__Records for the task__.
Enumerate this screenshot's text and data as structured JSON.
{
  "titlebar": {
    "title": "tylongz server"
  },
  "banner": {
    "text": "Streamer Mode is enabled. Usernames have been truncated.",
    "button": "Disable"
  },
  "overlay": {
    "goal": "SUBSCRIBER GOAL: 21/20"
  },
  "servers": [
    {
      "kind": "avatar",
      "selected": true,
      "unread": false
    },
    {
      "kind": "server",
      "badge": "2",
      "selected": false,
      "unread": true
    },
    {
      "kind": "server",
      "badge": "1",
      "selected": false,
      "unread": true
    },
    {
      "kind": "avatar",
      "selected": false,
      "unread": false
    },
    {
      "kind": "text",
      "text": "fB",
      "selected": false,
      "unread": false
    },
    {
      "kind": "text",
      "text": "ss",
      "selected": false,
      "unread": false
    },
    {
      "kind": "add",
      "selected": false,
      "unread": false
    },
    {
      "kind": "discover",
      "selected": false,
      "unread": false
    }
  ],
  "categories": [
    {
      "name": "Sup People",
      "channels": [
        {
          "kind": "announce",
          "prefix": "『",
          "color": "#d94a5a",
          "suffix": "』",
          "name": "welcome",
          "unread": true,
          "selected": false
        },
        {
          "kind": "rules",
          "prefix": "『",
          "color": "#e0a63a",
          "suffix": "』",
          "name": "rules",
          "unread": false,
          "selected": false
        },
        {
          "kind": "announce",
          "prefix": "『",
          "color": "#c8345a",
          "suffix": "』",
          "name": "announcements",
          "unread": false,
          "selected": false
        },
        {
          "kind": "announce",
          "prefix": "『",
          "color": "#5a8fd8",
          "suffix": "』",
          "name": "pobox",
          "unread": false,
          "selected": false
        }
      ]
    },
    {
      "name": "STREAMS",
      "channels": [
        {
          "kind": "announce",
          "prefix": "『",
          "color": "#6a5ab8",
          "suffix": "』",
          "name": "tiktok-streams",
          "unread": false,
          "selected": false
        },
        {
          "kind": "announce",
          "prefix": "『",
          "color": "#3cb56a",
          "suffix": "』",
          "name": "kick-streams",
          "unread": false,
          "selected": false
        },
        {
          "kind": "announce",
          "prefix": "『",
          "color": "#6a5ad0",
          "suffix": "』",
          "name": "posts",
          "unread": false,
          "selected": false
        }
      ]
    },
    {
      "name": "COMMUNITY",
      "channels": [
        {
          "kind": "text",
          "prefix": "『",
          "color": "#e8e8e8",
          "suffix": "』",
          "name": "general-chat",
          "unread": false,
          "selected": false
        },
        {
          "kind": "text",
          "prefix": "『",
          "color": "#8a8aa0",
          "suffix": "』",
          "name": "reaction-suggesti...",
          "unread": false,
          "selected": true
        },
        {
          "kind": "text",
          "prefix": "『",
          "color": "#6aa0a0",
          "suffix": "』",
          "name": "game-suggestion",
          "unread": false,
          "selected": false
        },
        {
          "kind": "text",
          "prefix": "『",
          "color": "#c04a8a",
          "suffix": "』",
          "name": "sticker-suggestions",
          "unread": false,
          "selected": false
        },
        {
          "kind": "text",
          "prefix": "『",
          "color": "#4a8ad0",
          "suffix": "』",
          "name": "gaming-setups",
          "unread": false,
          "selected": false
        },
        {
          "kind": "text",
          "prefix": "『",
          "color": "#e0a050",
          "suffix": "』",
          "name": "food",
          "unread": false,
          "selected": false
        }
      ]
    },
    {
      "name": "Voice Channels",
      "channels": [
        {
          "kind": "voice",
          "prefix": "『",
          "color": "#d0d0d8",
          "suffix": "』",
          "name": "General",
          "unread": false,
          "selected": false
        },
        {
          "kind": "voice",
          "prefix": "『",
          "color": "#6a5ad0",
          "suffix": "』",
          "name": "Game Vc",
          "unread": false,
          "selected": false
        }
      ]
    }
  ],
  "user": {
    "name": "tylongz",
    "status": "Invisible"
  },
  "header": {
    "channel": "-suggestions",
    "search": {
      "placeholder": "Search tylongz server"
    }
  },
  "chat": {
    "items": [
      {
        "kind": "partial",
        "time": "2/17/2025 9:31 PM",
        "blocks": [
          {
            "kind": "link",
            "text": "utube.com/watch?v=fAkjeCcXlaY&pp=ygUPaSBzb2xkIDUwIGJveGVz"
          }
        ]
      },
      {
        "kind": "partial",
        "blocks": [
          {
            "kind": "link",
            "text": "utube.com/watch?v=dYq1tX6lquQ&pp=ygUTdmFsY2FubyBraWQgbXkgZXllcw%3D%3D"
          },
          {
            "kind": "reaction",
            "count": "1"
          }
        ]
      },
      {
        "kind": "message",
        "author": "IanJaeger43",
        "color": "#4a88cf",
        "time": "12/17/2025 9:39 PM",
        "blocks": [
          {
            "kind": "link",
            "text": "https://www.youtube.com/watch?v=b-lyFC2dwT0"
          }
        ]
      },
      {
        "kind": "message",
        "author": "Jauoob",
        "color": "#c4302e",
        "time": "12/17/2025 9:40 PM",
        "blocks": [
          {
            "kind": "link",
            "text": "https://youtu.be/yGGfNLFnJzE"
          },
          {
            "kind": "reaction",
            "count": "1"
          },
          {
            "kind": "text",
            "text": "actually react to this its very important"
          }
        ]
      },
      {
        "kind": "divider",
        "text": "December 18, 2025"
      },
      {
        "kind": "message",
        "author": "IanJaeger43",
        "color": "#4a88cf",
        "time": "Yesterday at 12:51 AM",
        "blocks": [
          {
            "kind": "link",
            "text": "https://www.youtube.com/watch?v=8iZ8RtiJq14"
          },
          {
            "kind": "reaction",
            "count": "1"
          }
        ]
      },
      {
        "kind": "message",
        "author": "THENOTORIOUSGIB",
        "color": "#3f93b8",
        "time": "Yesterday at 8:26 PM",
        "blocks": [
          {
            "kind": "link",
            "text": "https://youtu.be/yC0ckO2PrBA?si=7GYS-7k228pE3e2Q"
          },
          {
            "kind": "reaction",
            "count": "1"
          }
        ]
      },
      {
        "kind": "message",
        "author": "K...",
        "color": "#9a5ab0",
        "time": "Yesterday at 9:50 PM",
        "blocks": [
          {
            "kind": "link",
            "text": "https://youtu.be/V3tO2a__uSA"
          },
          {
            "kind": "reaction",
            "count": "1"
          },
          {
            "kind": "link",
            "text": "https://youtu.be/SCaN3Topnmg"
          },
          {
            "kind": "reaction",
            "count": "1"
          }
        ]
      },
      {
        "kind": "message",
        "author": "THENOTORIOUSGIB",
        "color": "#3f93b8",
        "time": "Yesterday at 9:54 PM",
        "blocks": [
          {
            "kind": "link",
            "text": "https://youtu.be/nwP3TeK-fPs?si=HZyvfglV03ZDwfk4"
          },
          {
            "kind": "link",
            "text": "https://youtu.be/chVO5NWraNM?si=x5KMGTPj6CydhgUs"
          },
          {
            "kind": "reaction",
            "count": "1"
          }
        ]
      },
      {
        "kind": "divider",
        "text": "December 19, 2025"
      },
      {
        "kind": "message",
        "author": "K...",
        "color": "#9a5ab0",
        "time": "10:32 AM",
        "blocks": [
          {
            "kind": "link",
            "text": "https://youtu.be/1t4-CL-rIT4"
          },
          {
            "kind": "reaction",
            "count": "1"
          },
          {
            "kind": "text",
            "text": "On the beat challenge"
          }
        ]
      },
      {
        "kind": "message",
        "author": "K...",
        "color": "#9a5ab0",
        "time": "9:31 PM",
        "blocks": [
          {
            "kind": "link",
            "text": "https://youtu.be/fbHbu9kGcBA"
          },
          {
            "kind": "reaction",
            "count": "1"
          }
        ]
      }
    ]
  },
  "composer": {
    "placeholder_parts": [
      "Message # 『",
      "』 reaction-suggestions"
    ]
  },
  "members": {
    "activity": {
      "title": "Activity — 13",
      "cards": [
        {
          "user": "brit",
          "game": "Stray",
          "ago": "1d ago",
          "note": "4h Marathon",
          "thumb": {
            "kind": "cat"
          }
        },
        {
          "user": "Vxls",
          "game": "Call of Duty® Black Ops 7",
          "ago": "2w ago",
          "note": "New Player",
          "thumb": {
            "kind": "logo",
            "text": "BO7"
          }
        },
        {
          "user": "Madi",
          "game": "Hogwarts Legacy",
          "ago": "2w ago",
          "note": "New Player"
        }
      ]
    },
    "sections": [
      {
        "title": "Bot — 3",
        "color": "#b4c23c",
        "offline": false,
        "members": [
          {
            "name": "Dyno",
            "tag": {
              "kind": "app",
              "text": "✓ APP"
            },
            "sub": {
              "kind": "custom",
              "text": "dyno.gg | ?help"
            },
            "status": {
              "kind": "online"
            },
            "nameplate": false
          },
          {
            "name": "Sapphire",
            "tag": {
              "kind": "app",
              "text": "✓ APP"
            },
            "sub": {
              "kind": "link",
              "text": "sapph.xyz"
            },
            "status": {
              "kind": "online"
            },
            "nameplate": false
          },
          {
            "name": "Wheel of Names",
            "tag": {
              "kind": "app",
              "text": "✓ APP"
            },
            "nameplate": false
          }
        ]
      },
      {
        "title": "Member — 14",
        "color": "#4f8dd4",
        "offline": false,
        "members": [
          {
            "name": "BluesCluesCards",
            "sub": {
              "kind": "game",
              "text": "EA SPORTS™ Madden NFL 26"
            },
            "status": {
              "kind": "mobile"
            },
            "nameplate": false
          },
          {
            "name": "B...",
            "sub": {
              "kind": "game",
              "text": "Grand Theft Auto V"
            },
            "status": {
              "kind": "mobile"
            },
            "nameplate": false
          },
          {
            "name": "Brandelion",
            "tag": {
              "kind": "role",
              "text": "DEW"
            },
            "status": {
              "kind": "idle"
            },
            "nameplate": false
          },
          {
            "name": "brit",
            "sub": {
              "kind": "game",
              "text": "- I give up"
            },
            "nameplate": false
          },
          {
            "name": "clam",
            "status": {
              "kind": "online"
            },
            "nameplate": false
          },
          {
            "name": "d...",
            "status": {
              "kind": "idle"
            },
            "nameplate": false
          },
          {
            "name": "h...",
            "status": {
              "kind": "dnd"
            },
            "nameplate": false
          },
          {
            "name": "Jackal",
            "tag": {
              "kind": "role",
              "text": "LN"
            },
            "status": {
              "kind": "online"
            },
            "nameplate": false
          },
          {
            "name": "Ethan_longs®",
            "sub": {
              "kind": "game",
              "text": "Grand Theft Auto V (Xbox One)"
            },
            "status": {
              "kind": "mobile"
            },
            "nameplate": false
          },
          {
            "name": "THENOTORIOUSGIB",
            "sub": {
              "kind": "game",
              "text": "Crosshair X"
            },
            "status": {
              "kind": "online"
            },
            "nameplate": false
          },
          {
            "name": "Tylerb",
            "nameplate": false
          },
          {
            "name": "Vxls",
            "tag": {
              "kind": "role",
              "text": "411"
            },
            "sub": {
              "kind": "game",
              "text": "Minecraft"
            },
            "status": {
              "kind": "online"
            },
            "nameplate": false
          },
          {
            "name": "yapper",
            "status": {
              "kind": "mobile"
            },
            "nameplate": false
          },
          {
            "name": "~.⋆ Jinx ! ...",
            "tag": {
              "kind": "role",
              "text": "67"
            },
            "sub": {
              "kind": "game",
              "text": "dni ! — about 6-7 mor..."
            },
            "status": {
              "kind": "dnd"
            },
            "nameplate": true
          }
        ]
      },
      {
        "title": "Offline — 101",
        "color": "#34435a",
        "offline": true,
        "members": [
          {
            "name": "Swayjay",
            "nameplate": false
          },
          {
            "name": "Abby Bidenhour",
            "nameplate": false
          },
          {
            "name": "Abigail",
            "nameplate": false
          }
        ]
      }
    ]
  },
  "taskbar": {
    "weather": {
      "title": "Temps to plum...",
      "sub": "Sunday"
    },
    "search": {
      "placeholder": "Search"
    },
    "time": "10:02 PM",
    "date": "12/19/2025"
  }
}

__Work required__. Count every line of the records that holds "tylongz". State the number, nothing else.

__Result__. 3